** DIRECTION **
Pull every line holding the string "resources" from the records below.

** DATASET EXTRACT **
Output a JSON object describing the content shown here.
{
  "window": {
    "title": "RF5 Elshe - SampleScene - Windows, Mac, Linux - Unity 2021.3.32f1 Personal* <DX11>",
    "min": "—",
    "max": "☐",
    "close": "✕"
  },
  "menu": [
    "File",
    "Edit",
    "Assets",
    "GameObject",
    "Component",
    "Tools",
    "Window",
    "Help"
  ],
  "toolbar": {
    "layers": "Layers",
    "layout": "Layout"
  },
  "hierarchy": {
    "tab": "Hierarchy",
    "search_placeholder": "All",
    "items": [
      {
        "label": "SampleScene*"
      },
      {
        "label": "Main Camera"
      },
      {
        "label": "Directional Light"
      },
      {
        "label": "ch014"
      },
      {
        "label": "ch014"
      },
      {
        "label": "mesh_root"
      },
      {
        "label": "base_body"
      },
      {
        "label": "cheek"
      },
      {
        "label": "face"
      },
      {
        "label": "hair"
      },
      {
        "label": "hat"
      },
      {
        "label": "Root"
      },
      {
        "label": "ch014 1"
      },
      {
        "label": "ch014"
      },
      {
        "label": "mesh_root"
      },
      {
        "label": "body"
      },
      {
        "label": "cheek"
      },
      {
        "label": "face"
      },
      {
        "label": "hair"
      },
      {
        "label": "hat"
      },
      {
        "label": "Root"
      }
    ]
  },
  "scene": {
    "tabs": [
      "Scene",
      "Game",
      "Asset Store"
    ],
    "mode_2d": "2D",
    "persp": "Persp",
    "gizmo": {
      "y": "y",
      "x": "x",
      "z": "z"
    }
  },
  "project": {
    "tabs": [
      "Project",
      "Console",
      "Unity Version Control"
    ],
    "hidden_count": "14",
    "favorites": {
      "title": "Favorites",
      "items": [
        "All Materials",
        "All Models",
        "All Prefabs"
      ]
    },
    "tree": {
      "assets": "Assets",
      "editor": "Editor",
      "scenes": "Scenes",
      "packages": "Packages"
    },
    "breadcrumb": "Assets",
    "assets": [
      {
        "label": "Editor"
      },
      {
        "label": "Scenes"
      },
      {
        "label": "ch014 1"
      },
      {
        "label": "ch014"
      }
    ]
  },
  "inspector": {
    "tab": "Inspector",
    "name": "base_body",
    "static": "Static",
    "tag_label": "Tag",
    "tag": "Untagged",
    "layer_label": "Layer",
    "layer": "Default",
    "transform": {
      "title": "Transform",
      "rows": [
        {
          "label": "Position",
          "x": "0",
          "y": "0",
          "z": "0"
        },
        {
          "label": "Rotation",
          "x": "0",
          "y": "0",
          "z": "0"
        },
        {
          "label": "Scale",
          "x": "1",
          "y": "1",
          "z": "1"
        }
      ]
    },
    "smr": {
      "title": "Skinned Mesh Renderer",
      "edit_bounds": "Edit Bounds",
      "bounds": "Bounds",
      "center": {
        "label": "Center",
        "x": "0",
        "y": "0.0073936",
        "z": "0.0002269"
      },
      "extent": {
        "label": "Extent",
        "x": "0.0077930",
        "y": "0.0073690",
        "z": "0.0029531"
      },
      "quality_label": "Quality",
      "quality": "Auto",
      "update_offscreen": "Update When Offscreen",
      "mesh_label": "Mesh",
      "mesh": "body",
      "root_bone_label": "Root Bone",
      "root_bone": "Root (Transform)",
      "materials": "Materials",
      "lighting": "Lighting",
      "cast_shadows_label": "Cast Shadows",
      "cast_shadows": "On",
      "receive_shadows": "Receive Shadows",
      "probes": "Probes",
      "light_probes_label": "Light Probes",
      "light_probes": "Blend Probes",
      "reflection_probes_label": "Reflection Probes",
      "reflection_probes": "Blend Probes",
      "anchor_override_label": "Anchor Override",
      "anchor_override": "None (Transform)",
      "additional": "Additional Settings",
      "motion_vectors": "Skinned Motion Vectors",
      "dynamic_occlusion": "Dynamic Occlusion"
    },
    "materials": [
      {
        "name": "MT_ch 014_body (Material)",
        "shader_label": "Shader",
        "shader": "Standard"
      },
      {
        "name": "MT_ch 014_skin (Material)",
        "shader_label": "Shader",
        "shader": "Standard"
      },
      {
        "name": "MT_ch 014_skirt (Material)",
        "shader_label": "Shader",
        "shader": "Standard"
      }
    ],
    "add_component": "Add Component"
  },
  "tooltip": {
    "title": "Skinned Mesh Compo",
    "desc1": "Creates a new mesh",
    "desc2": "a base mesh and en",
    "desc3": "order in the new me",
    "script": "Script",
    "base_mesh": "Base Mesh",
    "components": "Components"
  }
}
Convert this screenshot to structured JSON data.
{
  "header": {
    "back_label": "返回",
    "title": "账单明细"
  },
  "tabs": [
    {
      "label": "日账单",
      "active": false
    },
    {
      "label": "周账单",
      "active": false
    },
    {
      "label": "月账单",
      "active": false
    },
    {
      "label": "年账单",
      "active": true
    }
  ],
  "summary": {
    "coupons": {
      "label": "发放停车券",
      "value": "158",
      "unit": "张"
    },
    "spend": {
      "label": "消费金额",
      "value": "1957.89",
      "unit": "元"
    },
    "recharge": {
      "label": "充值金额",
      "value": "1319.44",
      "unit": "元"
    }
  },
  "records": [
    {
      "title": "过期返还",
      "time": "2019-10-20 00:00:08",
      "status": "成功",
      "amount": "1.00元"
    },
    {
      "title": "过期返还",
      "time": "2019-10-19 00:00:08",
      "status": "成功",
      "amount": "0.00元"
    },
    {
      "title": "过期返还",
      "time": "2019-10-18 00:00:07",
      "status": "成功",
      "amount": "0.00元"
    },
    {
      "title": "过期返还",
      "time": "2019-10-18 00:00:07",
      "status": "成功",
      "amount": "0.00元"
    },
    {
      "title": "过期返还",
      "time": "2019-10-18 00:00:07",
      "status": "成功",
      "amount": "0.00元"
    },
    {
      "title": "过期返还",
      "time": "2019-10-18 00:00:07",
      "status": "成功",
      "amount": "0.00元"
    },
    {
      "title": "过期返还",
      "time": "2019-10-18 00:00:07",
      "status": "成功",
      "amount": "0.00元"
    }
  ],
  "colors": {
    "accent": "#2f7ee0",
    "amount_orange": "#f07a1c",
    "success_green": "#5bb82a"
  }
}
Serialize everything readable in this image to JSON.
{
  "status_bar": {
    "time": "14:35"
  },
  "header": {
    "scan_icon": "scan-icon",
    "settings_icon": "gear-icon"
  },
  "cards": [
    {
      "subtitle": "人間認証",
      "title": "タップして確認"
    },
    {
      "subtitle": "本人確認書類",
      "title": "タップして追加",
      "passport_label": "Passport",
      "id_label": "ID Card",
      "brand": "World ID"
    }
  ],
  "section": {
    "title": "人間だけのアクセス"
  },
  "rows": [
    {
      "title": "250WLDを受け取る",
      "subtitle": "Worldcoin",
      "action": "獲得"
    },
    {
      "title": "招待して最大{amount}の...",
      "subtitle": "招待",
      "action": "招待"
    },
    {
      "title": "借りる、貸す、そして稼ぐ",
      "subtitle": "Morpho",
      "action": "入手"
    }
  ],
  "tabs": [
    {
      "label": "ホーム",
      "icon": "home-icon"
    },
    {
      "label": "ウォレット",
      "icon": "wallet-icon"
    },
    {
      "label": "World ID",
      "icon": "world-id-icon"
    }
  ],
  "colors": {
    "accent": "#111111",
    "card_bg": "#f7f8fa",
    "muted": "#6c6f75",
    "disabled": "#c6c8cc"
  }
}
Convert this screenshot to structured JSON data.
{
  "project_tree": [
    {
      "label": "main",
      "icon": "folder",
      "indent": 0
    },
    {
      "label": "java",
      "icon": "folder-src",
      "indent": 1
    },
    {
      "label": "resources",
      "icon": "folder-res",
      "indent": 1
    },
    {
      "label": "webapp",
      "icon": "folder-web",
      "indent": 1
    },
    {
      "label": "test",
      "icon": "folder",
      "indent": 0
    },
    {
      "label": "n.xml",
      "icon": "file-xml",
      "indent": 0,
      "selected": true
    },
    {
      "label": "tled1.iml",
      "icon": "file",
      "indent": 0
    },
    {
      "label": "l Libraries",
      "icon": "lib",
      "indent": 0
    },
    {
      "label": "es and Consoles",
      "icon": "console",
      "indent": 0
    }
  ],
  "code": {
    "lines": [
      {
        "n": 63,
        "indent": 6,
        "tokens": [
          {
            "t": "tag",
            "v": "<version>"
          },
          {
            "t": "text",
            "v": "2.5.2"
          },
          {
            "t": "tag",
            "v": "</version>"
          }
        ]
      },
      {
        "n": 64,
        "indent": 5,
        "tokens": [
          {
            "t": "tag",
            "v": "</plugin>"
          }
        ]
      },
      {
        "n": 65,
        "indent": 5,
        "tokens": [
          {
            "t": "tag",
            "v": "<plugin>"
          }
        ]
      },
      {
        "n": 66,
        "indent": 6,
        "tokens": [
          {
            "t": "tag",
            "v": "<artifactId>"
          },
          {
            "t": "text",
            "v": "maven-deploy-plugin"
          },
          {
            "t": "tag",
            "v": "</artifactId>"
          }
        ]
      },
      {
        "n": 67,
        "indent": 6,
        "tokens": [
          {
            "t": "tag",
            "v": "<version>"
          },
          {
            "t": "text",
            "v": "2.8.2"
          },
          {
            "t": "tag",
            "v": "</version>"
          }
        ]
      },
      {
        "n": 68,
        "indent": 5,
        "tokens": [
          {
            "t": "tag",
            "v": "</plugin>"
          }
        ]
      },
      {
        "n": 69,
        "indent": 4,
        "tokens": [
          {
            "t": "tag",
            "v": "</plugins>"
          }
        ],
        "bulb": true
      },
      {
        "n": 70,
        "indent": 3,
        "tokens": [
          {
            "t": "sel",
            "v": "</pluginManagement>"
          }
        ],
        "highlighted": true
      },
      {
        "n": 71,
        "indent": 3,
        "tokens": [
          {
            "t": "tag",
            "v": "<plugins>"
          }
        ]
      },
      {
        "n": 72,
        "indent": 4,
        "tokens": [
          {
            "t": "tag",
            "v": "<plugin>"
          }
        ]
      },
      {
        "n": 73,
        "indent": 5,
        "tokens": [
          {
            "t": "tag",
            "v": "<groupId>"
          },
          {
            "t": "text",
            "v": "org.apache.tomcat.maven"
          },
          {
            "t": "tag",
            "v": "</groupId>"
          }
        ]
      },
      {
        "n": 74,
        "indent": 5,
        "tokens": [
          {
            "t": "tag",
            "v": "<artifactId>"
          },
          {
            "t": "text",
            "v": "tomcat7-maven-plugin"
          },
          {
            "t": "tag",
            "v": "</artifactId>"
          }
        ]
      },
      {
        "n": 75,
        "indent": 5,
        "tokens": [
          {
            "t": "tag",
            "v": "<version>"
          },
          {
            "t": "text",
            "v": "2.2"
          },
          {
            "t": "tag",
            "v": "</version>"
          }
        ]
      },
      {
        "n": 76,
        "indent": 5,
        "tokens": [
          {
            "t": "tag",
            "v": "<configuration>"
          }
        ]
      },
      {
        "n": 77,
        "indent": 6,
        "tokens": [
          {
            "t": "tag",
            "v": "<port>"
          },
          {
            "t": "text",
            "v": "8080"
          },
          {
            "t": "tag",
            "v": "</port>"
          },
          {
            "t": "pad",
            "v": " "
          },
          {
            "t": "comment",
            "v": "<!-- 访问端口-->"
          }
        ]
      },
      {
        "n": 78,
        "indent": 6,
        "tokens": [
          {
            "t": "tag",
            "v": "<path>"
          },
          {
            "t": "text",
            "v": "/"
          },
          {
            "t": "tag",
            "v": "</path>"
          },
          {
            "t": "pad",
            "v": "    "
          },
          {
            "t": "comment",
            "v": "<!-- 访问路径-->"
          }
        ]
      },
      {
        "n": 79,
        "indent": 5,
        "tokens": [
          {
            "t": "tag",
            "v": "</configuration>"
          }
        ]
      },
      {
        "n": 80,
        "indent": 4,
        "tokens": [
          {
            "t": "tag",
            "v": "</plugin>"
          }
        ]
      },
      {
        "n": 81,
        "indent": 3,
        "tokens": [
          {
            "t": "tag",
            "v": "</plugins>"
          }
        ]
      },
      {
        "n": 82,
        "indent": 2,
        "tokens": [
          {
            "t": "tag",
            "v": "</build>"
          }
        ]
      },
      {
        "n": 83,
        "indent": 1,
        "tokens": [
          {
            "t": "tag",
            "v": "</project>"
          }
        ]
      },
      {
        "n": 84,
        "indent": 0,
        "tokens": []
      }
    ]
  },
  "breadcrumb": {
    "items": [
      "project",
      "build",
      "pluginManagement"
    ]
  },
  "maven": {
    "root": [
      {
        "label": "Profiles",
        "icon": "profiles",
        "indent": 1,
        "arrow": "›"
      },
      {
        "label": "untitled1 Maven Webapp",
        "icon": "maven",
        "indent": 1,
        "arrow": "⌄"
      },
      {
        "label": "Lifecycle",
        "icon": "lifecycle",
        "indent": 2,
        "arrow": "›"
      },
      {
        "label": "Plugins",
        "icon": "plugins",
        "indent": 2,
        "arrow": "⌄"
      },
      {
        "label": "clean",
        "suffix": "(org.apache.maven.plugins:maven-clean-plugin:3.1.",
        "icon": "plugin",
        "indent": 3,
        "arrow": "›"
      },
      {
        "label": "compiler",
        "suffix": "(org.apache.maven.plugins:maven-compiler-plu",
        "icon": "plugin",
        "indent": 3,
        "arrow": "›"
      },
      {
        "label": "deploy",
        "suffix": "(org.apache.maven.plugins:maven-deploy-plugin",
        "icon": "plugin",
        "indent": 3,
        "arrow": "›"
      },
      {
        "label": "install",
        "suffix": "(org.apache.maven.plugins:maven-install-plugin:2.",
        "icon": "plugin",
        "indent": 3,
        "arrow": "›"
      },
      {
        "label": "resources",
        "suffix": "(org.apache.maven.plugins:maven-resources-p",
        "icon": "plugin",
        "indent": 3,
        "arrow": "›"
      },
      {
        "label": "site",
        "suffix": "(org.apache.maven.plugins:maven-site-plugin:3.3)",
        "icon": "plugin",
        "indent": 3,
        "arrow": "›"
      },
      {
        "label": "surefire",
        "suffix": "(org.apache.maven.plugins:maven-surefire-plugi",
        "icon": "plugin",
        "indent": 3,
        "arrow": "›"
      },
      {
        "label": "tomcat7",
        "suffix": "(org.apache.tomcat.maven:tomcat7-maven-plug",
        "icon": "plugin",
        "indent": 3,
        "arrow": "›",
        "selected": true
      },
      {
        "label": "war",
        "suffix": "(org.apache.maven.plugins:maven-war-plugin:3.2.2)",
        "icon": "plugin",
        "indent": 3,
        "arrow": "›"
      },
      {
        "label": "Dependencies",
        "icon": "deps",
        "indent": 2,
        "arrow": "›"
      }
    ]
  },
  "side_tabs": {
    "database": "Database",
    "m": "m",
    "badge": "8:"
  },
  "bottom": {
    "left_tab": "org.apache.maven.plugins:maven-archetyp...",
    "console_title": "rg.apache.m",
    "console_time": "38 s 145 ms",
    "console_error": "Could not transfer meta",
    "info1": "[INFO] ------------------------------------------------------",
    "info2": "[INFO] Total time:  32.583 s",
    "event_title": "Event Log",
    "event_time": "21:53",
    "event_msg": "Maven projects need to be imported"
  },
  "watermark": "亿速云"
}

** SOLVED PROBLEM **
      "label": "resources",
        "label": "resources",
        "suffix": "(org.apache.maven.plugins:maven-resources-p",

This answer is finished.